--- begin Stored records ---

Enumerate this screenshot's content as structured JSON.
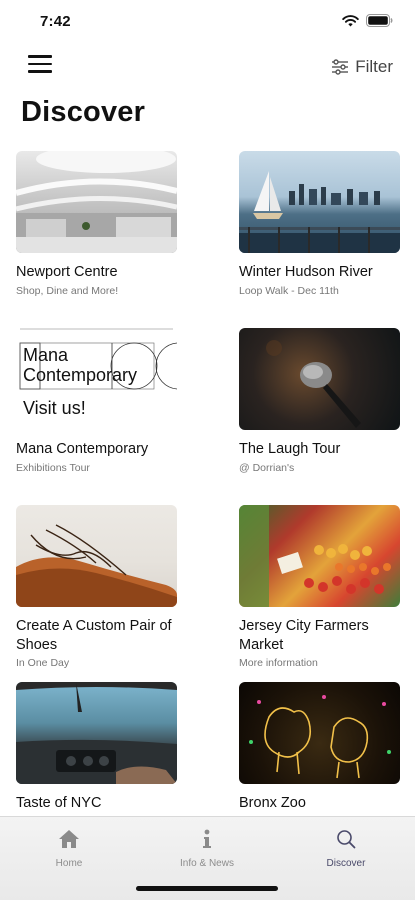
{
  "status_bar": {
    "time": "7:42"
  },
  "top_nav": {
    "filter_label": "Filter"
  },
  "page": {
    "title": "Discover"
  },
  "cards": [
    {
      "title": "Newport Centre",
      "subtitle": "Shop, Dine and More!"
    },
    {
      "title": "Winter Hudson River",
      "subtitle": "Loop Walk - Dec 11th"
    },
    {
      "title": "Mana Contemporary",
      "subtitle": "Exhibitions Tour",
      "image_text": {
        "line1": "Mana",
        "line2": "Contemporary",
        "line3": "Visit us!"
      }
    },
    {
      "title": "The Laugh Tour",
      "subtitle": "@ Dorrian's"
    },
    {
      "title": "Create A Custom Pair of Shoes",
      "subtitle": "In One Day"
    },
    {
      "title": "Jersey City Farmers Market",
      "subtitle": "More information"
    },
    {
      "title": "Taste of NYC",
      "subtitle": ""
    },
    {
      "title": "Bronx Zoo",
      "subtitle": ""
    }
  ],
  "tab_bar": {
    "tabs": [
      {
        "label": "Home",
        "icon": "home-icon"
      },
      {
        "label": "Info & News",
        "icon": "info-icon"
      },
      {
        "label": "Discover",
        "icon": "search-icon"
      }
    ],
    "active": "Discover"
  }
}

--- end Stored records ---

_What is needed:_ Using the material above, retype each entry exactly and omit the pictures.

_Correct answer:_
Enumerate this screenshot's content as structured JSON.
{
  "status_bar": {
    "time": "7:42"
  },
  "top_nav": {
    "filter_label": "Filter"
  },
  "page": {
    "title": "Discover"
  },
  "cards": [
    {
      "title": "Newport Centre",
      "subtitle": "Shop, Dine and More!"
    },
    {
      "title": "Winter Hudson River",
      "subtitle": "Loop Walk - Dec 11th"
    },
    {
      "title": "Mana Contemporary",
      "subtitle": "Exhibitions Tour",
      "image_text": {
        "line1": "Mana",
        "line2": "Contemporary",
        "line3": "Visit us!"
      }
    },
    {
      "title": "The Laugh Tour",
      "subtitle": "@ Dorrian's"
    },
    {
      "title": "Create A Custom Pair of Shoes",
      "subtitle": "In One Day"
    },
    {
      "title": "Jersey City Farmers Market",
      "subtitle": "More information"
    },
    {
      "title": "Taste of NYC",
      "subtitle": ""
    },
    {
      "title": "Bronx Zoo",
      "subtitle": ""
    }
  ],
  "tab_bar": {
    "tabs": [
      {
        "label": "Home",
        "icon": "home-icon"
      },
      {
        "label": "Info & News",
        "icon": "info-icon"
      },
      {
        "label": "Discover",
        "icon": "search-icon"
      }
    ],
    "active": "Discover"
  }
}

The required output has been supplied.